§ **PROVIDED ENTRIES**
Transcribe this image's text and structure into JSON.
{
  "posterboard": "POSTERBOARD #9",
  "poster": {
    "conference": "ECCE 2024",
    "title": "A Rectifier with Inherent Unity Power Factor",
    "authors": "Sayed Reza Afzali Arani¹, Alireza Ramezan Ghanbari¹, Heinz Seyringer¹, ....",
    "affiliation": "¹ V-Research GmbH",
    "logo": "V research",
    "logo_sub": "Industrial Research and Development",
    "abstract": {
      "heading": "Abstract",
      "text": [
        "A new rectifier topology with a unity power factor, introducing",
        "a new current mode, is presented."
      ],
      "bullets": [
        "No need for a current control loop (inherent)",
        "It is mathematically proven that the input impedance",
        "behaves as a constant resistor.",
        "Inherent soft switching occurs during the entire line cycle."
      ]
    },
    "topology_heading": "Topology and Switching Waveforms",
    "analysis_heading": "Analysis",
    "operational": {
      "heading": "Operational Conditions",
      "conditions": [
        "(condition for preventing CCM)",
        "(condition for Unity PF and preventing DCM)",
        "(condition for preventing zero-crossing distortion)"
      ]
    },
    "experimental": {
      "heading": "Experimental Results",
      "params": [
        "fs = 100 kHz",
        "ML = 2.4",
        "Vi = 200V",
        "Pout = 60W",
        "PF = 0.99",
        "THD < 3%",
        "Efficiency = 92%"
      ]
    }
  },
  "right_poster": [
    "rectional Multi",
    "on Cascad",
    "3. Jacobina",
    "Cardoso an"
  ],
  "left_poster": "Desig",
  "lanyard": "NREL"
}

§ **EXERCISE BRIEF**
Retype the material in full, character for character.

§ **ANSWER TO THE EXERCISE**
Transcribe this image's text and structure into JSON.
{
  "posterboard": "POSTERBOARD #9",
  "poster": {
    "conference": "ECCE 2024",
    "title": "A Rectifier with Inherent Unity Power Factor",
    "authors": "Sayed Reza Afzali Arani¹, Alireza Ramezan Ghanbari¹, Heinz Seyringer¹, ....",
    "affiliation": "¹ V-Research GmbH",
    "logo": "V research",
    "logo_sub": "Industrial Research and Development",
    "abstract": {
      "heading": "Abstract",
      "text": [
        "A new rectifier topology with a unity power factor, introducing",
        "a new current mode, is presented."
      ],
      "bullets": [
        "No need for a current control loop (inherent)",
        "It is mathematically proven that the input impedance",
        "behaves as a constant resistor.",
        "Inherent soft switching occurs during the entire line cycle."
      ]
    },
    "topology_heading": "Topology and Switching Waveforms",
    "analysis_heading": "Analysis",
    "operational": {
      "heading": "Operational Conditions",
      "conditions": [
        "(condition for preventing CCM)",
        "(condition for Unity PF and preventing DCM)",
        "(condition for preventing zero-crossing distortion)"
      ]
    },
    "experimental": {
      "heading": "Experimental Results",
      "params": [
        "fs = 100 kHz",
        "ML = 2.4",
        "Vi = 200V",
        "Pout = 60W",
        "PF = 0.99",
        "THD < 3%",
        "Efficiency = 92%"
      ]
    }
  },
  "right_poster": [
    "rectional Multi",
    "on Cascad",
    "3. Jacobina",
    "Cardoso an"
  ],
  "left_poster": "Desig",
  "lanyard": "NREL"
}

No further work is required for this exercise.